<<<<

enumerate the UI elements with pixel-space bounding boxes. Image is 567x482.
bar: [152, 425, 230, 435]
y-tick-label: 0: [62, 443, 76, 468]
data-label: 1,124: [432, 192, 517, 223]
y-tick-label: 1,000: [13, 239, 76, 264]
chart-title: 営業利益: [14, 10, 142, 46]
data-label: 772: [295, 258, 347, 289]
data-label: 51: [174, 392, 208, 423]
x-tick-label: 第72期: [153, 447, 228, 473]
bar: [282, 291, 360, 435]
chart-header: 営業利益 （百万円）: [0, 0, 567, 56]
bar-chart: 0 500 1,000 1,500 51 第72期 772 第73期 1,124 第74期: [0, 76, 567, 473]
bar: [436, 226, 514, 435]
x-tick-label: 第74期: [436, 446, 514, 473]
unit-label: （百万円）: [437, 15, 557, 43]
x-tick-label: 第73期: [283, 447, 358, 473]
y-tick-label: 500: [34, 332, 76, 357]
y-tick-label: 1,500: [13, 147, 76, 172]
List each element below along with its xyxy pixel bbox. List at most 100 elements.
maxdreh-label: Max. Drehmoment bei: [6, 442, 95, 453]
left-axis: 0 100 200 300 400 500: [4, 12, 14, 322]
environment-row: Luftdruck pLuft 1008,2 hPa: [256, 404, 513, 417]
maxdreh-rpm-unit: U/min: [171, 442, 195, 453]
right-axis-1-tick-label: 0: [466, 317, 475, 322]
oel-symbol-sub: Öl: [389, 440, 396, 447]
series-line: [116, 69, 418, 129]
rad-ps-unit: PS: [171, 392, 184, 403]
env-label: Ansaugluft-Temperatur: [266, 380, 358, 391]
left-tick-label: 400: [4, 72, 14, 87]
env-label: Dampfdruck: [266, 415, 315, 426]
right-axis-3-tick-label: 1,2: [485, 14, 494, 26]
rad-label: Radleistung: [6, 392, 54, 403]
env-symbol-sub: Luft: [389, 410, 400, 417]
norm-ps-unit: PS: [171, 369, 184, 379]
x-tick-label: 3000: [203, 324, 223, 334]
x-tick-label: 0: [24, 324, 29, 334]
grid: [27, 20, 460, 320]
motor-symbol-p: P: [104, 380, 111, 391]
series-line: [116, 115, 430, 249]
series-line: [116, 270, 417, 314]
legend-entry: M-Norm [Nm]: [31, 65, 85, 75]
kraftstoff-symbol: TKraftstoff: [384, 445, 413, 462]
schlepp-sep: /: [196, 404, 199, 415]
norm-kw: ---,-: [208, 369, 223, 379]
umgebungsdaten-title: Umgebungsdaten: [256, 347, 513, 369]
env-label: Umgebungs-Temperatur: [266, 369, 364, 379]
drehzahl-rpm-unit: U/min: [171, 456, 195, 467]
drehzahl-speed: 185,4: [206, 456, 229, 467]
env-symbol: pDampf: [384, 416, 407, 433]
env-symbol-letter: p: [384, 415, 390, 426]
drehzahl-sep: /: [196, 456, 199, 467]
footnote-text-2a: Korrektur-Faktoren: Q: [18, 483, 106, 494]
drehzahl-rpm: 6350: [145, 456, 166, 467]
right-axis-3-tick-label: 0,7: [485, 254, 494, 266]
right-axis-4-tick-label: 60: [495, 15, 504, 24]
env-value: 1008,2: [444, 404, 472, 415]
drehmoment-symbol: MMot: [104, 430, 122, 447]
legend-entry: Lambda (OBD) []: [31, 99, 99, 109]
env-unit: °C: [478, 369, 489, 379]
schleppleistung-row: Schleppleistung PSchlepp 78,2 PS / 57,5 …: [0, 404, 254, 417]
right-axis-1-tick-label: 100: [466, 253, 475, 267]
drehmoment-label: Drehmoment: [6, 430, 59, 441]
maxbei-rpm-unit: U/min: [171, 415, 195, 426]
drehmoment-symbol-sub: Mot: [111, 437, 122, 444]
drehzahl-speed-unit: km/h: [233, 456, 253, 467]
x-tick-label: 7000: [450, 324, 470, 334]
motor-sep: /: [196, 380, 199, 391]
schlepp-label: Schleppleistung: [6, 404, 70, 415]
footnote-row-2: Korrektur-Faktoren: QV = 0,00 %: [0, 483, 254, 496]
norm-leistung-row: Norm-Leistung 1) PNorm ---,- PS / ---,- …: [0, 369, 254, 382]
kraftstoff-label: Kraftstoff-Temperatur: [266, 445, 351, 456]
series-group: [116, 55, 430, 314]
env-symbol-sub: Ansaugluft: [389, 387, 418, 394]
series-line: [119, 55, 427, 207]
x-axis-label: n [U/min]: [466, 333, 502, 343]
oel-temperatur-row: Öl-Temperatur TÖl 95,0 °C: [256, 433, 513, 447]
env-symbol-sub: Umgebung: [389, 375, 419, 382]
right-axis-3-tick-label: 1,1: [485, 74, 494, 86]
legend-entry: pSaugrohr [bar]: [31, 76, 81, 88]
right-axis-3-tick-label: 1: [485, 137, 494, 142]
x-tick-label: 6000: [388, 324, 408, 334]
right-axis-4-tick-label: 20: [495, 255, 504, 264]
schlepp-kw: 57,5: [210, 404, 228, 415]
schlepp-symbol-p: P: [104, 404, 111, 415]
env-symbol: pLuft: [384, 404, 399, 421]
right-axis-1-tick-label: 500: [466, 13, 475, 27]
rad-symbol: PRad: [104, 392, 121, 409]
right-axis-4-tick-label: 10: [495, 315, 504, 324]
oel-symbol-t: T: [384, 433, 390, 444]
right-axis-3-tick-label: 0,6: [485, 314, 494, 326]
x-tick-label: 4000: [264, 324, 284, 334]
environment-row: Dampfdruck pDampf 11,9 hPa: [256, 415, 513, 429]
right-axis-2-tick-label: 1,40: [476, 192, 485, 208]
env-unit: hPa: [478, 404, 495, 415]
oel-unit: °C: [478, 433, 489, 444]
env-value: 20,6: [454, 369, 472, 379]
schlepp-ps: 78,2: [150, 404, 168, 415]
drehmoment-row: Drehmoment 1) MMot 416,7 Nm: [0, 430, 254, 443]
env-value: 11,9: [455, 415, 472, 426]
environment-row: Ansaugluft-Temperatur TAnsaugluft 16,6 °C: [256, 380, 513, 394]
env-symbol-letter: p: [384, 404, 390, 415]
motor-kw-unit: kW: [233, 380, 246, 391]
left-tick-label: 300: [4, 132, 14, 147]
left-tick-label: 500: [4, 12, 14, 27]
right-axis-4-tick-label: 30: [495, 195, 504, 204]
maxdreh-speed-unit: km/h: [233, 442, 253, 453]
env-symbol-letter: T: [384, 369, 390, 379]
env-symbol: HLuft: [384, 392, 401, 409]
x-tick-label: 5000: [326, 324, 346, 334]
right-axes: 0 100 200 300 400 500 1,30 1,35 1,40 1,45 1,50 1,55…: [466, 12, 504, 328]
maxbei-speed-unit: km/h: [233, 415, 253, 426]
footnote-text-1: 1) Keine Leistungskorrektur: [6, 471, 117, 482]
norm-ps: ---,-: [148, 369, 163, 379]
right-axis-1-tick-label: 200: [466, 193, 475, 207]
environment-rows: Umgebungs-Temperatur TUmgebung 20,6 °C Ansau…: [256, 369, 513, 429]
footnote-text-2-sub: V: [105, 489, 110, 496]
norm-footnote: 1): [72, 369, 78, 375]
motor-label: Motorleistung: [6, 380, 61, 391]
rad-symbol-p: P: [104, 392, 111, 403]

>>>>

● **AIM**
Identify every line in the listing above that contains the string "MMot", and copy each of those lines.

● **THE COMPLETED TASK**
drehmoment-symbol: MMot: [104, 430, 122, 447]
drehmoment-row: Drehmoment 1) MMot 416,7 Nm: [0, 430, 254, 443]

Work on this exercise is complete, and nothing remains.